• **Task brief**
Your task is to copy the listing exactly, with the pictures left out.

==== Stored records ====

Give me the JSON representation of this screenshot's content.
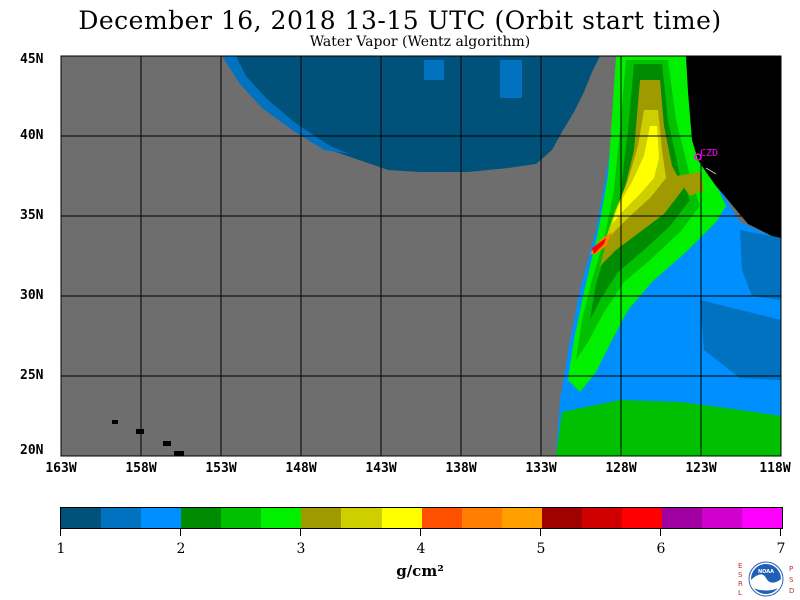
{
  "header": {
    "title": "December 16, 2018  13-15 UTC  (Orbit start time)",
    "subtitle": "Water Vapor (Wentz algorithm)"
  },
  "map": {
    "projection": "lat-lon",
    "lon_range": [
      -163,
      -118
    ],
    "lat_range": [
      20,
      45
    ],
    "lat_labels": [
      "45N",
      "40N",
      "35N",
      "30N",
      "25N",
      "20N"
    ],
    "lon_labels": [
      "163W",
      "158W",
      "153W",
      "148W",
      "143W",
      "138W",
      "133W",
      "128W",
      "123W",
      "118W"
    ],
    "station_label": "CZD",
    "colors": {
      "no_data": "#6e6e6e",
      "land": "#000000",
      "grid": "#000000",
      "station": "#ff00ff"
    }
  },
  "colorbar": {
    "units": "g/cm²",
    "tick_labels": [
      "1",
      "2",
      "3",
      "4",
      "5",
      "6",
      "7"
    ],
    "colors": [
      "#00527a",
      "#0072c0",
      "#008fff",
      "#008c00",
      "#00c000",
      "#00f000",
      "#9f9a00",
      "#cfcf00",
      "#ffff00",
      "#ff5000",
      "#ff8000",
      "#ffa000",
      "#a00000",
      "#d00000",
      "#ff0000",
      "#a0009f",
      "#d000cf",
      "#ff00ff"
    ]
  },
  "logo": {
    "left_letters": "ESRL",
    "right_letters": "PSD",
    "center_text": "NOAA"
  }
}
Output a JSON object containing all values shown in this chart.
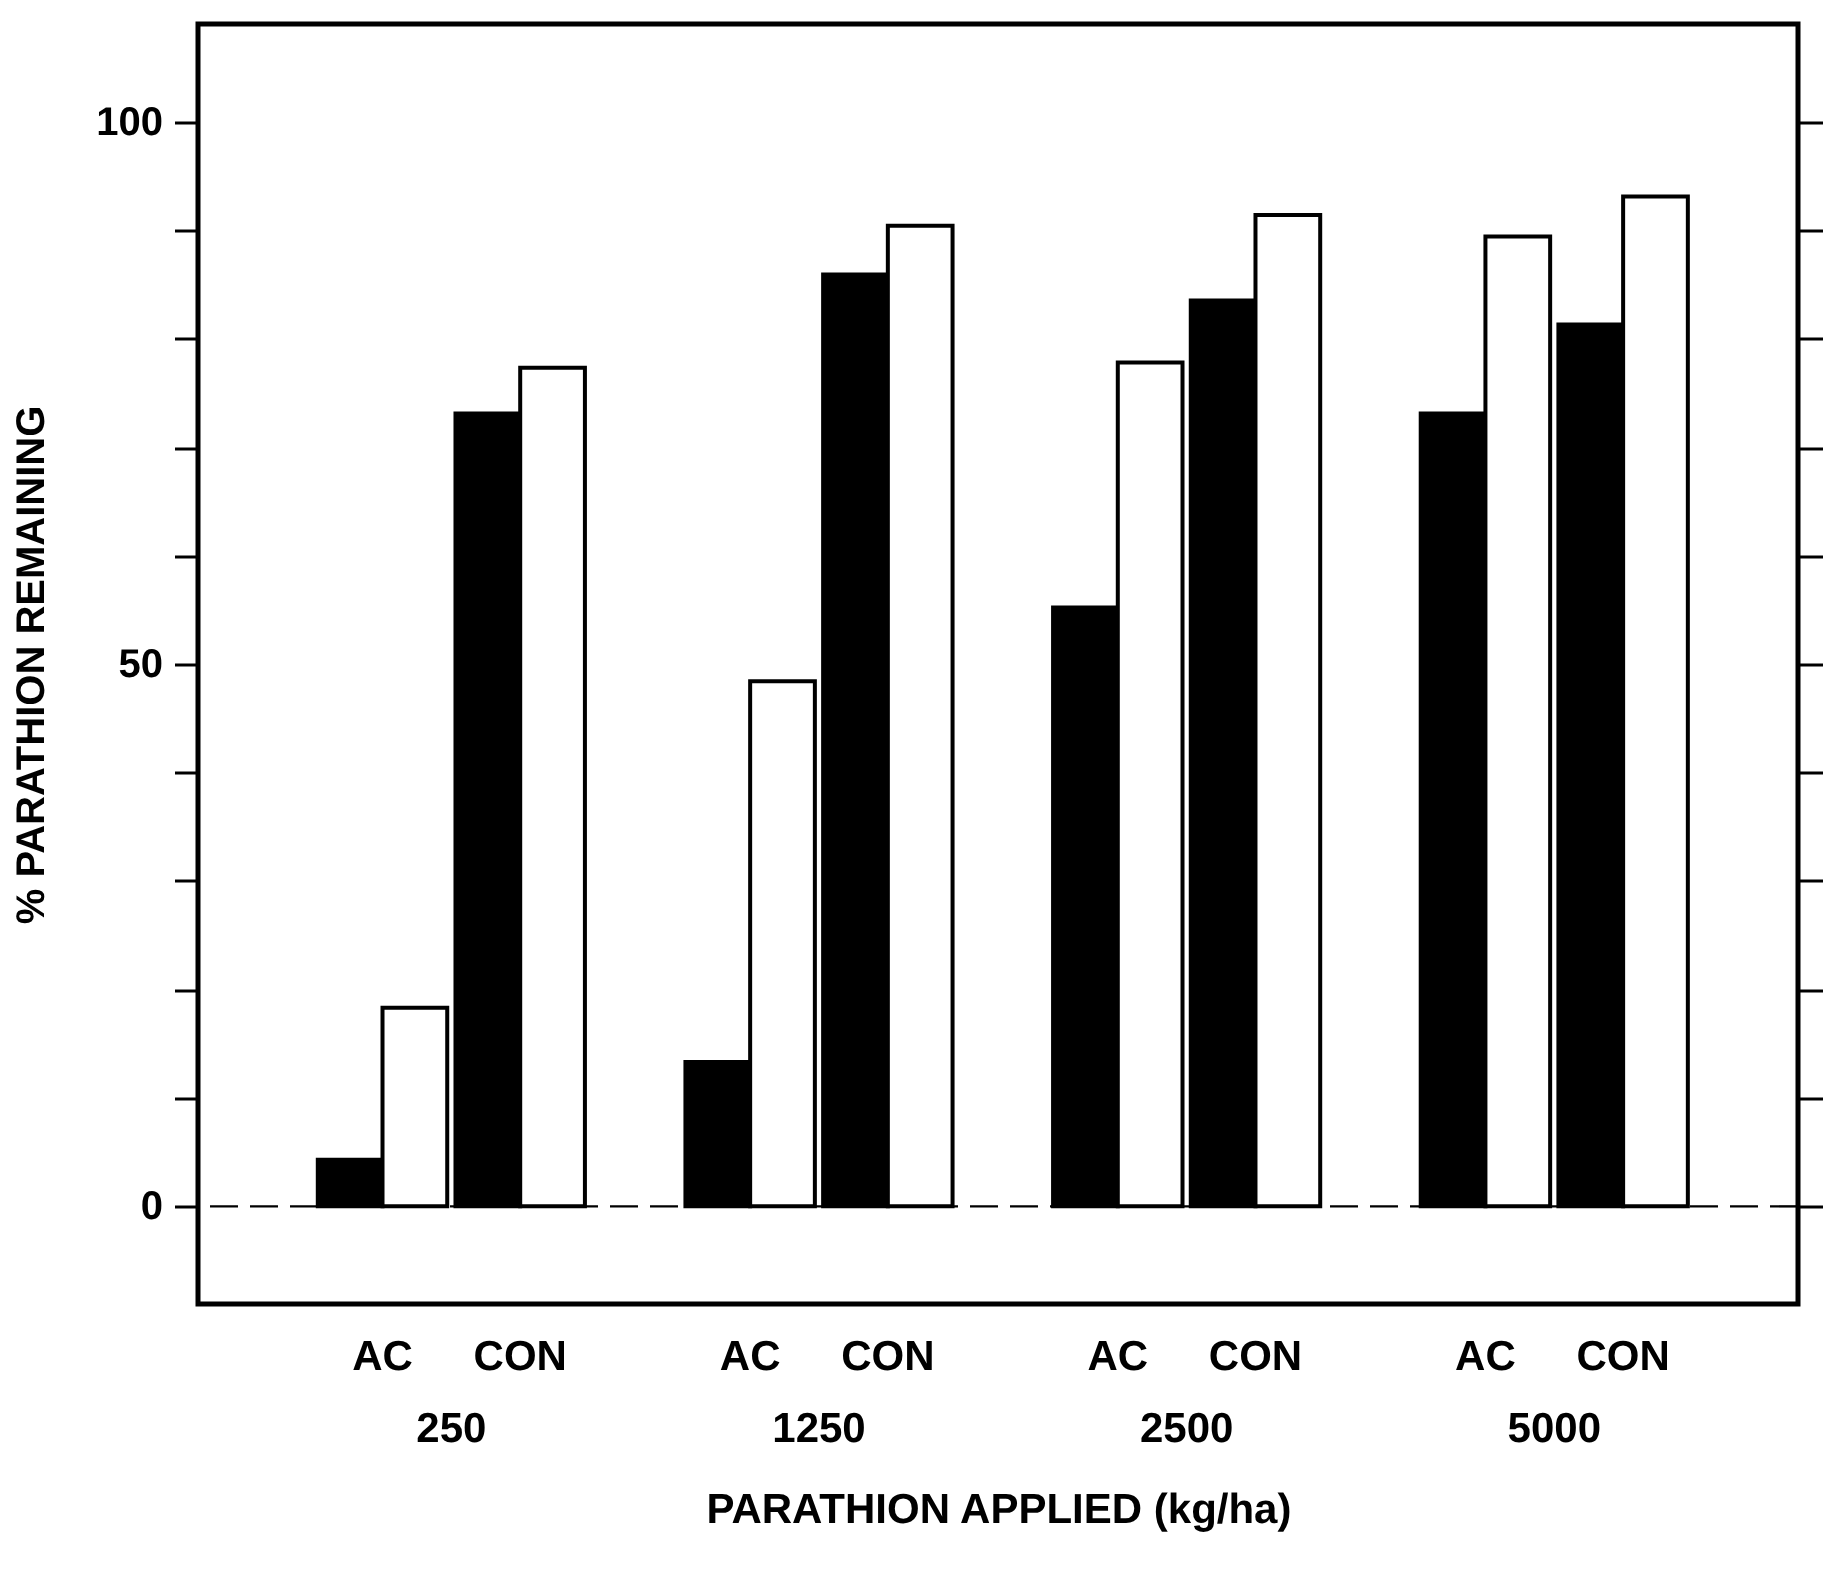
{
  "chart_data": {
    "type": "bar",
    "xlabel": "PARATHION APPLIED (kg/ha)",
    "ylabel": "% PARATHION REMAINING",
    "categories": [
      "AC",
      "CON",
      "AC",
      "CON",
      "AC",
      "CON",
      "AC",
      "CON"
    ],
    "series": [
      {
        "color": "#000000",
        "values": [
          4.3,
          73.1,
          13.3,
          85.9,
          55.2,
          83.5,
          73.1,
          81.3
        ]
      },
      {
        "color": "#ffffff",
        "values": [
          18.3,
          77.3,
          48.4,
          90.4,
          77.8,
          91.4,
          89.4,
          93.1
        ]
      }
    ],
    "annotations": [
      "250",
      "1250",
      "2500",
      "5000"
    ],
    "ylim": [
      -9,
      109
    ],
    "yticks": [
      0,
      {
        "value": 10,
        "label": null
      },
      {
        "value": 20,
        "label": null
      },
      {
        "value": 30,
        "label": null
      },
      {
        "value": 40,
        "label": null
      },
      50,
      {
        "value": 60,
        "label": null
      },
      {
        "value": 70,
        "label": null
      },
      {
        "value": 80,
        "label": null
      },
      {
        "value": 90,
        "label": null
      },
      100
    ],
    "ref_lines": [
      {
        "axis": "y",
        "value": 0,
        "color": "#000000",
        "line_style": "dashed"
      }
    ],
    "grid": false
  }
}
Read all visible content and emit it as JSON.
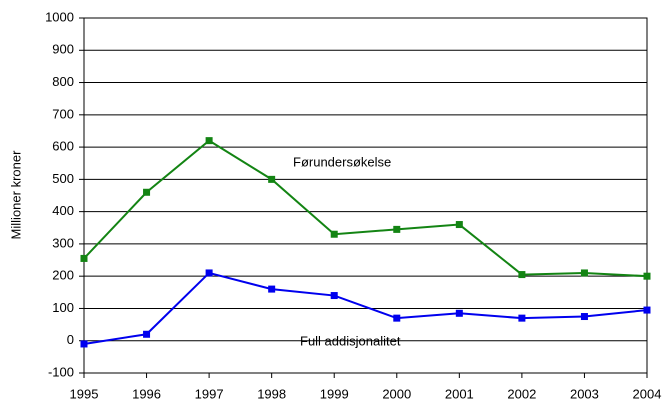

====

• **Result**
Give me the JSON representation of this screenshot's content.
{
  "header": {
    "title": "December 16, 2018  13-15 UTC  (Orbit start time)",
    "subtitle": "Water Vapor (Wentz algorithm)"
  },
  "map": {
    "projection": "lat-lon",
    "lon_range": [
      -163,
      -118
    ],
    "lat_range": [
      20,
      45
    ],
    "lat_labels": [
      "45N",
      "40N",
      "35N",
      "30N",
      "25N",
      "20N"
    ],
    "lon_labels": [
      "163W",
      "158W",
      "153W",
      "148W",
      "143W",
      "138W",
      "133W",
      "128W",
      "123W",
      "118W"
    ],
    "station_label": "CZD",
    "colors": {
      "no_data": "#6e6e6e",
      "land": "#000000",
      "grid": "#000000",
      "station": "#ff00ff"
    }
  },
  "colorbar": {
    "units": "g/cm²",
    "tick_labels": [
      "1",
      "2",
      "3",
      "4",
      "5",
      "6",
      "7"
    ],
    "colors": [
      "#00527a",
      "#0072c0",
      "#008fff",
      "#008c00",
      "#00c000",
      "#00f000",
      "#9f9a00",
      "#cfcf00",
      "#ffff00",
      "#ff5000",
      "#ff8000",
      "#ffa000",
      "#a00000",
      "#d00000",
      "#ff0000",
      "#a0009f",
      "#d000cf",
      "#ff00ff"
    ]
  },
  "logo": {
    "left_letters": "ESRL",
    "right_letters": "PSD",
    "center_text": "NOAA"
  }
}
Output a JSON object containing all values shown in this chart.
{
  "chart_data": {
    "type": "bar",
    "xlabel": "PARATHION APPLIED (kg/ha)",
    "ylabel": "% PARATHION REMAINING",
    "categories": [
      "AC",
      "CON",
      "AC",
      "CON",
      "AC",
      "CON",
      "AC",
      "CON"
    ],
    "series": [
      {
        "color": "#000000",
        "values": [
          4.3,
          73.1,
          13.3,
          85.9,
          55.2,
          83.5,
          73.1,
          81.3
        ]
      },
      {
        "color": "#ffffff",
        "values": [
          18.3,
          77.3,
          48.4,
          90.4,
          77.8,
          91.4,
          89.4,
          93.1
        ]
      }
    ],
    "annotations": [
      "250",
      "1250",
      "2500",
      "5000"
    ],
    "ylim": [
      -9,
      109
    ],
    "yticks": [
      0,
      {
        "value": 10,
        "label": null
      },
      {
        "value": 20,
        "label": null
      },
      {
        "value": 30,
        "label": null
      },
      {
        "value": 40,
        "label": null
      },
      50,
      {
        "value": 60,
        "label": null
      },
      {
        "value": 70,
        "label": null
      },
      {
        "value": 80,
        "label": null
      },
      {
        "value": 90,
        "label": null
      },
      100
    ],
    "ref_lines": [
      {
        "axis": "y",
        "value": 0,
        "color": "#000000",
        "line_style": "dashed"
      }
    ],
    "grid": false
  }
}
Read all visible content and emit it as JSON.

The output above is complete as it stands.